Goal
Repeat every record below exactly, omitting any pictures.

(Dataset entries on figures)
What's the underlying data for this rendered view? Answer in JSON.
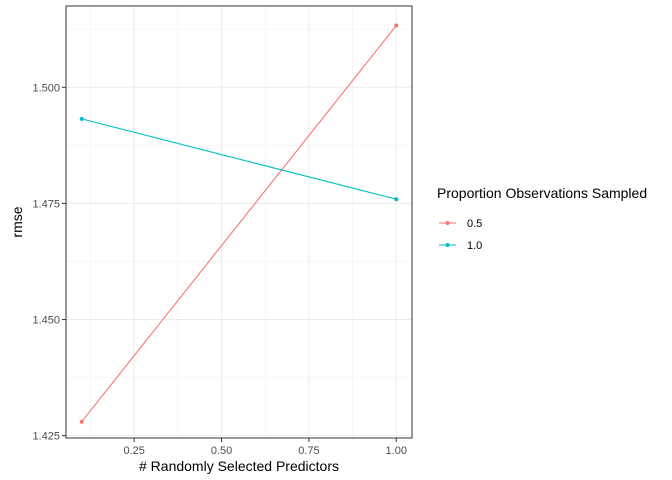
{
  "chart_data": {
    "type": "line",
    "xlabel": "# Randomly Selected Predictors",
    "ylabel": "rmse",
    "xlim": [
      0.055,
      1.045
    ],
    "ylim": [
      1.4245,
      1.5175
    ],
    "x_ticks": [
      0.25,
      0.5,
      0.75,
      1.0
    ],
    "x_tick_labels": [
      "0.25",
      "0.50",
      "0.75",
      "1.00"
    ],
    "y_ticks": [
      1.425,
      1.45,
      1.475,
      1.5
    ],
    "y_tick_labels": [
      "1.425",
      "1.450",
      "1.475",
      "1.500"
    ],
    "grid": true,
    "legend": {
      "title": "Proportion Observations Sampled",
      "position": "right"
    },
    "series": [
      {
        "name": "0.5",
        "color": "#F8766D",
        "x": [
          0.1,
          1.0
        ],
        "y": [
          1.428,
          1.5133
        ]
      },
      {
        "name": "1.0",
        "color": "#00BFC4",
        "x": [
          0.1,
          1.0
        ],
        "y": [
          1.4932,
          1.4759
        ]
      }
    ]
  }
}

Solution
What's the underlying data for this rendered view? Answer in JSON.
{
  "chart_data": {
    "type": "line",
    "xlabel": "# Randomly Selected Predictors",
    "ylabel": "rmse",
    "xlim": [
      0.055,
      1.045
    ],
    "ylim": [
      1.4245,
      1.5175
    ],
    "x_ticks": [
      0.25,
      0.5,
      0.75,
      1.0
    ],
    "x_tick_labels": [
      "0.25",
      "0.50",
      "0.75",
      "1.00"
    ],
    "y_ticks": [
      1.425,
      1.45,
      1.475,
      1.5
    ],
    "y_tick_labels": [
      "1.425",
      "1.450",
      "1.475",
      "1.500"
    ],
    "grid": true,
    "legend": {
      "title": "Proportion Observations Sampled",
      "position": "right"
    },
    "series": [
      {
        "name": "0.5",
        "color": "#F8766D",
        "x": [
          0.1,
          1.0
        ],
        "y": [
          1.428,
          1.5133
        ]
      },
      {
        "name": "1.0",
        "color": "#00BFC4",
        "x": [
          0.1,
          1.0
        ],
        "y": [
          1.4932,
          1.4759
        ]
      }
    ]
  }
}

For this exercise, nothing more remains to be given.